**What to produce:**
Copy the material word for word, from its first line through the line containing "cursor-dpi-icon: 1600 bbox=[506, 1267, 630, 1369]", and output only those lines.

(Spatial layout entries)
+--
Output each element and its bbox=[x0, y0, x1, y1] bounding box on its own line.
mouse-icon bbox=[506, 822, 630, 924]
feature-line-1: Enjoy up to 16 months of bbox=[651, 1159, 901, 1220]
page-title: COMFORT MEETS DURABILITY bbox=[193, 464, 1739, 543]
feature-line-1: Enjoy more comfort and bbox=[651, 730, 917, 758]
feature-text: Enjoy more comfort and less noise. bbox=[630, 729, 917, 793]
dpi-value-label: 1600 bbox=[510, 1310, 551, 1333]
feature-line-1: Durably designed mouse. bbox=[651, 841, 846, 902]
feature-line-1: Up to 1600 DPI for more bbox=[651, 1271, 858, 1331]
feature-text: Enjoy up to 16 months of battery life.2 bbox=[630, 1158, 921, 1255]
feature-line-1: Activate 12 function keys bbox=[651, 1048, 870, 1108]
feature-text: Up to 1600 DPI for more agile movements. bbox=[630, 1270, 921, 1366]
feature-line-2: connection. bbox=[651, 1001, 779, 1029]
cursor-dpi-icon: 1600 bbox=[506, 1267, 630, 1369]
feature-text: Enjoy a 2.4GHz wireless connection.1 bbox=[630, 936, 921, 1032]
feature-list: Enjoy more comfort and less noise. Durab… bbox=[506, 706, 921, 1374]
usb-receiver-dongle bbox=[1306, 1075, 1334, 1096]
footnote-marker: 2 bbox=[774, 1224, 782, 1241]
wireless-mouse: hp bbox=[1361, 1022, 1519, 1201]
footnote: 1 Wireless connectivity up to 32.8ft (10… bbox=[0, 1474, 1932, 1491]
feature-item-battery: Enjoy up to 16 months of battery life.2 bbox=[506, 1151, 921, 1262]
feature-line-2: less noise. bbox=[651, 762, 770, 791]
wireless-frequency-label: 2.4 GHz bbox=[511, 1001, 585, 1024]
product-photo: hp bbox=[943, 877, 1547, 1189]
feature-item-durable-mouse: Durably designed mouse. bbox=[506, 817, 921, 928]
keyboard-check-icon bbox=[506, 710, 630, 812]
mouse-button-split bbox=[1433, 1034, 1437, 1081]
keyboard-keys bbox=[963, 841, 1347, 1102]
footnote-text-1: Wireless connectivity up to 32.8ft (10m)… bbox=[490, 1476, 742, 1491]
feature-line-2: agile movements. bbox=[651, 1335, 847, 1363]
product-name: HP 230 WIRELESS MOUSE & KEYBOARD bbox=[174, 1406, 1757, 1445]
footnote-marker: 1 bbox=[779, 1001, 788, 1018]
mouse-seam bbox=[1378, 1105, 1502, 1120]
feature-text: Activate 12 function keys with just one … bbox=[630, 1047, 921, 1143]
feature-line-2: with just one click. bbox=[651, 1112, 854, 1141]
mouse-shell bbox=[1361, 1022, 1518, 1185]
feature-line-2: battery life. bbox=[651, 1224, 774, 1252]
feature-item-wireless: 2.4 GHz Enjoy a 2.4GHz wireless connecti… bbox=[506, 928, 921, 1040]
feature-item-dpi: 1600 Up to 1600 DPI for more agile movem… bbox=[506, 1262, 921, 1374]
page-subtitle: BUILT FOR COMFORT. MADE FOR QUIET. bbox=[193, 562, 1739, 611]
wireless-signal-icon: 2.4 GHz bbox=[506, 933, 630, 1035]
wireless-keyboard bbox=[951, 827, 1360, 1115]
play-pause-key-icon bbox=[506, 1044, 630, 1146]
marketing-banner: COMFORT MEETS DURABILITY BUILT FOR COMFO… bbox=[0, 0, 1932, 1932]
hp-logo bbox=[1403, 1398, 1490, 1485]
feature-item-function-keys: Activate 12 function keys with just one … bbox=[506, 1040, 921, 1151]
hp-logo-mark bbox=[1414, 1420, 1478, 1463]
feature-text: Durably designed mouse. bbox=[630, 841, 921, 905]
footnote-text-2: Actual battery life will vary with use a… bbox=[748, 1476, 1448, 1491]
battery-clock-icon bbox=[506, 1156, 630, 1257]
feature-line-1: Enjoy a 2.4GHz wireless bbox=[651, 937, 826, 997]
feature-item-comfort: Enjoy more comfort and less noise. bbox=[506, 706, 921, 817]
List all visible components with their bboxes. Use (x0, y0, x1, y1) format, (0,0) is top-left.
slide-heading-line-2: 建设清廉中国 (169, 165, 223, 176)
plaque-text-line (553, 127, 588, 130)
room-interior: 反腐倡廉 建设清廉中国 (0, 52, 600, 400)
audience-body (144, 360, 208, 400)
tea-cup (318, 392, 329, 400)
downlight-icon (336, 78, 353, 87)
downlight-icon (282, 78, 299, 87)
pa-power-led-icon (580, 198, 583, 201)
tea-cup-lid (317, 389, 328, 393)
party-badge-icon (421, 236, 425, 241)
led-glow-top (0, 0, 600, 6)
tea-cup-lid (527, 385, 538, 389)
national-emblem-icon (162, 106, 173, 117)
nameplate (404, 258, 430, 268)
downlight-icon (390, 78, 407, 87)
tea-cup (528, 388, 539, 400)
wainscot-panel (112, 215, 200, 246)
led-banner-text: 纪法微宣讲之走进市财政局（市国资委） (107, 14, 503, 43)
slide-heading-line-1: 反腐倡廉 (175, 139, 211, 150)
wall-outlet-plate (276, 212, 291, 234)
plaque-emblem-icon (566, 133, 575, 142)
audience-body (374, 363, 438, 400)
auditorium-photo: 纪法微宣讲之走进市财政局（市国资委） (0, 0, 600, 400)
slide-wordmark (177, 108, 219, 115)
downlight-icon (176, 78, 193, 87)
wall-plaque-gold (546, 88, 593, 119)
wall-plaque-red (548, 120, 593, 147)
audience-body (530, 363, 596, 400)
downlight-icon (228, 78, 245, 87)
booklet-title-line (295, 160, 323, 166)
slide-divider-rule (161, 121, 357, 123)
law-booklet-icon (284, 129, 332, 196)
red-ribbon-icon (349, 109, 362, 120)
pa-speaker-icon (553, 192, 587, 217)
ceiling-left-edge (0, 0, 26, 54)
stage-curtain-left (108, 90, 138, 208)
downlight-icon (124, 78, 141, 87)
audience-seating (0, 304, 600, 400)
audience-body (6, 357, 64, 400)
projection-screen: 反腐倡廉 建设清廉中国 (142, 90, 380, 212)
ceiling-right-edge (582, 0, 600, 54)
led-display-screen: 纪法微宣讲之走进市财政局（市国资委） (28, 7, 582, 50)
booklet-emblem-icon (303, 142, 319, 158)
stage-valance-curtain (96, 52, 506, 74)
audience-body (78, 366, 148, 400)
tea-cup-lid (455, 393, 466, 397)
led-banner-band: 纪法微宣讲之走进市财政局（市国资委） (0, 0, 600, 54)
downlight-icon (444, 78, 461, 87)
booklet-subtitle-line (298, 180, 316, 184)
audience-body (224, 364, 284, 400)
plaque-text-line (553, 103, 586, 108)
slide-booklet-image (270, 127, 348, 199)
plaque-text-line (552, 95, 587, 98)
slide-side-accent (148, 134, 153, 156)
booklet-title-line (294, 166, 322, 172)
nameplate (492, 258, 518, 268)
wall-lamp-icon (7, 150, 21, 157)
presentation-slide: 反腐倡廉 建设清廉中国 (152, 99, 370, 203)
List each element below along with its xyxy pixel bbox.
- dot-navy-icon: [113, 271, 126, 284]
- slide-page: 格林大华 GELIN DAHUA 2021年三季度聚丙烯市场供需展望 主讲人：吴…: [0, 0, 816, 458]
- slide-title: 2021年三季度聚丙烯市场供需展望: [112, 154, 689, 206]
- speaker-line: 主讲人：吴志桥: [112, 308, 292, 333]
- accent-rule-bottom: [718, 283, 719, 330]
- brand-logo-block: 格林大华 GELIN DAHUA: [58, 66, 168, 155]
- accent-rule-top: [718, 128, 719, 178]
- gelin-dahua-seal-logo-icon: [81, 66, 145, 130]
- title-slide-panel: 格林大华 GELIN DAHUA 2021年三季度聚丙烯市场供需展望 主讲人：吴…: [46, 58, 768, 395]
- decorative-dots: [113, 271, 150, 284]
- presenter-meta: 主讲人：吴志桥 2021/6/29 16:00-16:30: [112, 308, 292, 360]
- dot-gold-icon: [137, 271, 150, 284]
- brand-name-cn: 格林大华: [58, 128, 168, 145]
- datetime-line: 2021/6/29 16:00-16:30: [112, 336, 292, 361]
+--
**Answer to the problem:**
Output each element and its bbox=[x0, y0, x1, y1] bounding box on its own line.
mouse-icon bbox=[506, 822, 630, 924]
feature-line-1: Enjoy up to 16 months of bbox=[651, 1159, 901, 1220]
page-title: COMFORT MEETS DURABILITY bbox=[193, 464, 1739, 543]
feature-line-1: Enjoy more comfort and bbox=[651, 730, 917, 758]
feature-text: Enjoy more comfort and less noise. bbox=[630, 729, 917, 793]
dpi-value-label: 1600 bbox=[510, 1310, 551, 1333]
feature-line-1: Durably designed mouse. bbox=[651, 841, 846, 902]
feature-line-1: Up to 1600 DPI for more bbox=[651, 1271, 858, 1331]
feature-text: Enjoy up to 16 months of battery life.2 bbox=[630, 1158, 921, 1255]
feature-line-1: Activate 12 function keys bbox=[651, 1048, 870, 1108]
feature-text: Up to 1600 DPI for more agile movements. bbox=[630, 1270, 921, 1366]
feature-line-2: connection. bbox=[651, 1001, 779, 1029]
cursor-dpi-icon: 1600 bbox=[506, 1267, 630, 1369]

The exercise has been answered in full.